PASSAGE ->
** Begin **

Or – “The Last Of The First Comics Books…”
For the first time in quite some time, we have a big anniversary issue that actually IS the issue that it purports to be. Captain America, The Hulk, Wonder Woman and Daredevil all had false 600th issues, while Wolverine and Deadpool both for some reason invented #1000’s. Action Comics debuted back in 1938, making this issue a legitimate issue 600, although the weekly frequency of the book in the late 80’s could be considered cheating. In any case, the Man of Steel returns to his original title this issue after a pretty long absence, and the question in my mind is this:
Am I the only one who finds Alex Ross’ cover image creepy as all heck?
ACTION COMICS #900
Writer: Paul Cornell/Damon Lindelof/Paul Dini/Geoff Johns/David S. Goyer
Artists: Pete Woods/Jesus Marino/Dan Jurgens & Norm Rapmund/Rags Morales/Ardian Syaf/Jamal Igle & Jon Sibal/Gary Frank/Ryan Sook/RB Silva/Miguel Sepulveda
Inkers: Rob Lean
Cover Art: David Finch/Adam Hughes/Alex Ross
Colorist: Brad Anderson/Java Tartaglia/Paul Mounts
Letterer: Rob Leigh/John J. Hill
Editor: Matt Idelson/Wil Moss
Publisher: DC Comics
Cover Price: $5.99
Previously, on Action Comics: Clark Kent, secretly Superman, was rocketed from a dead planet by his parents many years ago. In recent months, he found that the planet wasn’t quite as dead as it seemed, but recent events have returned us (as they always seem to do) to the status quo. This title has recently been taken over by his childhood friend Lex Luthor, whose experience during the Blackest Night has led him to seek the power of Nekron’s black power ring. Also: Doomsday. Sigh…
Man, This One Is Big…
First thing I can tell you is that we haven’t seen books this thick since Marvel’s 100-Page Monster experiment in the 90’s, as I recall, with somewhere over 90 pages of story content in this anniversary issue. It’s, esssentially, 4 times the package for not quite twice the price, which makes me happy from the get-go. The fact that the primary story (by Paul Cornell and a host of artists) is a tie-in to ‘Reign of Doomsday’ dampens that joy just a little bit, but it at least gives us a nice climax to the Lex Luthor arc of recent months. Lex’s search for phenomenal cosmic power has ended with him attaining his goal, and immediately using it to punish Superman. The best part of it all comes when Lex reads Superman’s mind to find out what his greatest pain is, and realizes that the Big Red S is none other than his old pal Clark. In true Luthor logic, though, he is immediately filled with rage that the monstrous alien has been laughing at him all these years. While the boys from Smallville work out their social issues, everybody else who wears the S crest is getting beaten up by Doomsday, which undermines some of the emotional depth, and the art on the Team Superman sections is very unpolished, very 1993 in it’s execution.

** End **

INSTRUCTIONS ->
(1) According to the Action Comics #900 review, in what year did Action Comics debut?
(2) Copy the review word for word, starting with "For the first" and going on through "as all heck?".

DATASET CONTENT ->
** Begin **

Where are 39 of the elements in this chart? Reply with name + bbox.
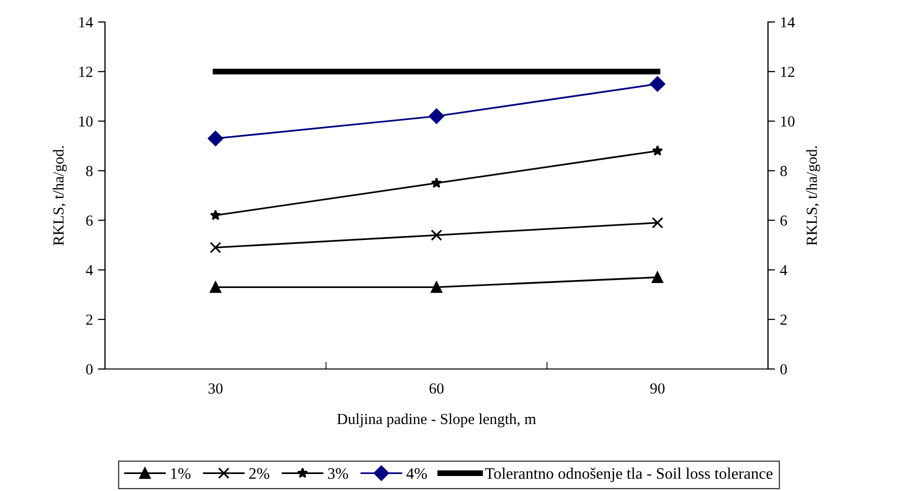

** End **

RESPONSES ->
(1) 1938

(2)
For the first time in quite some time, we have a big anniversary issue that actually IS the issue that it purports to be. Captain America, The Hulk, Wonder Woman and Daredevil all had false 600th issues, while Wolverine and Deadpool both for some reason invented #1000’s. Action Comics debuted back in 1938, making this issue a legitimate issue 600, although the weekly frequency of the book in the late 80’s could be considered cheating. In any case, the Man of Steel returns to his original title this issue after a pretty long absence, and the question in my mind is this:
Am I the only one who finds Alex Ross’ cover image creepy as all heck?